Dataset entries
--------------------------------
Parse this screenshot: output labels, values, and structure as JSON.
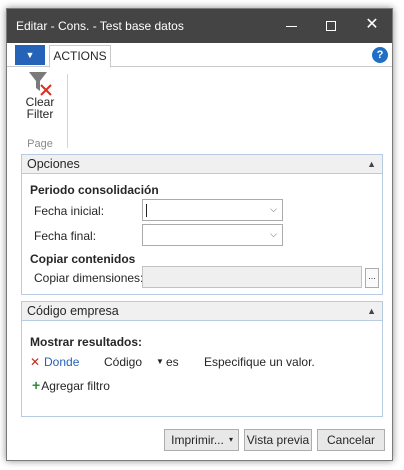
{
  "window": {
    "title": "Editar - Cons. - Test base datos",
    "controls": {
      "minimize": "minimize-icon",
      "maximize": "maximize-icon",
      "close": "✕"
    }
  },
  "ribbon": {
    "app_menu_icon": "▼",
    "tab_label": "ACTIONS",
    "help_icon": "?",
    "clear_filter_line1": "Clear",
    "clear_filter_line2": "Filter",
    "group_label": "Page"
  },
  "options": {
    "header": "Opciones",
    "period_title": "Periodo consolidación",
    "fecha_inicial_label": "Fecha inicial:",
    "fecha_inicial_value": "",
    "fecha_final_label": "Fecha final:",
    "fecha_final_value": "",
    "copy_title": "Copiar contenidos",
    "copiar_dimensiones_label": "Copiar dimensiones:",
    "copiar_dimensiones_value": "",
    "lookup_label": "..."
  },
  "company": {
    "header": "Código empresa",
    "show_results_title": "Mostrar resultados:",
    "filter_remove_icon": "✕",
    "filter_where": "Donde",
    "filter_field": "Código",
    "filter_op": "es",
    "filter_value_placeholder": "Especifique un valor.",
    "add_filter_label": "Agregar filtro",
    "add_filter_icon": "+"
  },
  "footer": {
    "print_label": "Imprimir...",
    "preview_label": "Vista previa",
    "cancel_label": "Cancelar"
  },
  "colors": {
    "titlebar": "#444444",
    "accent_blue": "#2563b8",
    "remove_red": "#c42b1c",
    "add_green": "#2e8b3e"
  }
}
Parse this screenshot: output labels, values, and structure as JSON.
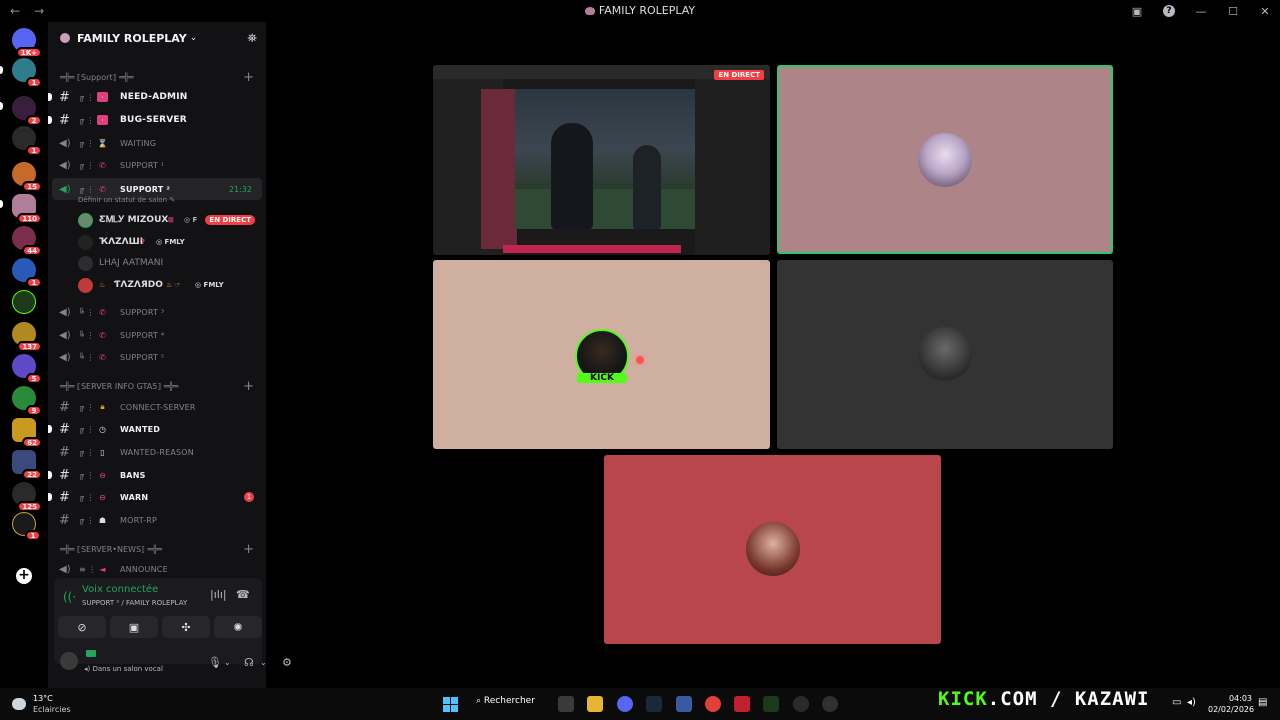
{
  "window": {
    "title": "FAMILY ROLEPLAY"
  },
  "server": {
    "name": "FAMILY ROLEPLAY"
  },
  "rail": {
    "badges": [
      "1K+",
      "1",
      "2",
      "1",
      "15",
      "110",
      "44",
      "1",
      "137",
      "5",
      "9",
      "62",
      "22",
      "125",
      "1"
    ]
  },
  "channels": {
    "cat_support": "═╬═ ⟦Support⟧ ═╬═",
    "need_admin": "NEED-ADMIN",
    "bug_server": "BUG-SERVER",
    "waiting": "WAITING",
    "support1": "SUPPORT ¹",
    "support2": "SUPPORT ²",
    "support2_time": "21:32",
    "support2_status": "Définir un statut de salon",
    "support3": "SUPPORT ³",
    "support4": "SUPPORT ⁴",
    "support5": "SUPPORT ⁵",
    "cat_info": "═╬═ ⟦SERVER INFO GTA5⟧ ═╬═",
    "connect_server": "CONNECT-SERVER",
    "wanted": "WANTED",
    "wanted_reason": "WANTED-REASON",
    "bans": "BANS",
    "warn": "WARN",
    "warn_badge": "1",
    "mort_rp": "MORT-RP",
    "cat_news": "═╬═ ⟦SERVER•NEWS⟧ ═╬═",
    "announce": "ANNOUNCE"
  },
  "voice_users": [
    {
      "name": "ƸᎷᏞᎩ MIZOUX",
      "live": "EN DIRECT"
    },
    {
      "name": "ҠΛZΛШI",
      "tag": "FMLY"
    },
    {
      "name": "LHAJ AATMANI"
    },
    {
      "name": "ƬΛZΛЯDO",
      "tag": "FMLY"
    }
  ],
  "voice_panel": {
    "title": "Voix connectée",
    "subtitle": "SUPPORT ² / FAMILY ROLEPLAY"
  },
  "user_panel": {
    "status": "Dans un salon vocal"
  },
  "stream": {
    "live_label": "EN DIRECT",
    "kick_label": "KICK"
  },
  "taskbar": {
    "temperature": "13°C",
    "condition": "Eclaircies",
    "search_label": "Rechercher",
    "banner_kick": "KICK",
    "banner_rest": ".COM / KAZAWI",
    "time": "04:03",
    "date": "02/02/2026"
  },
  "colors": {
    "accent_green": "#23a55a",
    "kick_green": "#53fc18",
    "live_red": "#f23f43"
  }
}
--------------------------------
Instruction >>
Generate a word-for-word copy of the preceding records, excluding all pictures.

Answer to this task >>
Parse this screenshot: output labels, values, and structure as JSON.
{
  "window": {
    "title": "Editar - Cons. - Test base datos",
    "controls": {
      "minimize": "minimize-icon",
      "maximize": "maximize-icon",
      "close": "✕"
    }
  },
  "ribbon": {
    "app_menu_icon": "▼",
    "tab_label": "ACTIONS",
    "help_icon": "?",
    "clear_filter_line1": "Clear",
    "clear_filter_line2": "Filter",
    "group_label": "Page"
  },
  "options": {
    "header": "Opciones",
    "period_title": "Periodo consolidación",
    "fecha_inicial_label": "Fecha inicial:",
    "fecha_inicial_value": "",
    "fecha_final_label": "Fecha final:",
    "fecha_final_value": "",
    "copy_title": "Copiar contenidos",
    "copiar_dimensiones_label": "Copiar dimensiones:",
    "copiar_dimensiones_value": "",
    "lookup_label": "..."
  },
  "company": {
    "header": "Código empresa",
    "show_results_title": "Mostrar resultados:",
    "filter_remove_icon": "✕",
    "filter_where": "Donde",
    "filter_field": "Código",
    "filter_op": "es",
    "filter_value_placeholder": "Especifique un valor.",
    "add_filter_label": "Agregar filtro",
    "add_filter_icon": "+"
  },
  "footer": {
    "print_label": "Imprimir...",
    "preview_label": "Vista previa",
    "cancel_label": "Cancelar"
  },
  "colors": {
    "titlebar": "#444444",
    "accent_blue": "#2563b8",
    "remove_red": "#c42b1c",
    "add_green": "#2e8b3e"
  }
}
Parse this screenshot: output labels, values, and structure as JSON.
{
  "window": {
    "title": "FAMILY ROLEPLAY"
  },
  "server": {
    "name": "FAMILY ROLEPLAY"
  },
  "rail": {
    "badges": [
      "1K+",
      "1",
      "2",
      "1",
      "15",
      "110",
      "44",
      "1",
      "137",
      "5",
      "9",
      "62",
      "22",
      "125",
      "1"
    ]
  },
  "channels": {
    "cat_support": "═╬═ ⟦Support⟧ ═╬═",
    "need_admin": "NEED-ADMIN",
    "bug_server": "BUG-SERVER",
    "waiting": "WAITING",
    "support1": "SUPPORT ¹",
    "support2": "SUPPORT ²",
    "support2_time": "21:32",
    "support2_status": "Définir un statut de salon",
    "support3": "SUPPORT ³",
    "support4": "SUPPORT ⁴",
    "support5": "SUPPORT ⁵",
    "cat_info": "═╬═ ⟦SERVER INFO GTA5⟧ ═╬═",
    "connect_server": "CONNECT-SERVER",
    "wanted": "WANTED",
    "wanted_reason": "WANTED-REASON",
    "bans": "BANS",
    "warn": "WARN",
    "warn_badge": "1",
    "mort_rp": "MORT-RP",
    "cat_news": "═╬═ ⟦SERVER•NEWS⟧ ═╬═",
    "announce": "ANNOUNCE"
  },
  "voice_users": [
    {
      "name": "ƸᎷᏞᎩ MIZOUX",
      "live": "EN DIRECT"
    },
    {
      "name": "ҠΛZΛШI",
      "tag": "FMLY"
    },
    {
      "name": "LHAJ AATMANI"
    },
    {
      "name": "ƬΛZΛЯDO",
      "tag": "FMLY"
    }
  ],
  "voice_panel": {
    "title": "Voix connectée",
    "subtitle": "SUPPORT ² / FAMILY ROLEPLAY"
  },
  "user_panel": {
    "status": "Dans un salon vocal"
  },
  "stream": {
    "live_label": "EN DIRECT",
    "kick_label": "KICK"
  },
  "taskbar": {
    "temperature": "13°C",
    "condition": "Eclaircies",
    "search_label": "Rechercher",
    "banner_kick": "KICK",
    "banner_rest": ".COM / KAZAWI",
    "time": "04:03",
    "date": "02/02/2026"
  },
  "colors": {
    "accent_green": "#23a55a",
    "kick_green": "#53fc18",
    "live_red": "#f23f43"
  }
}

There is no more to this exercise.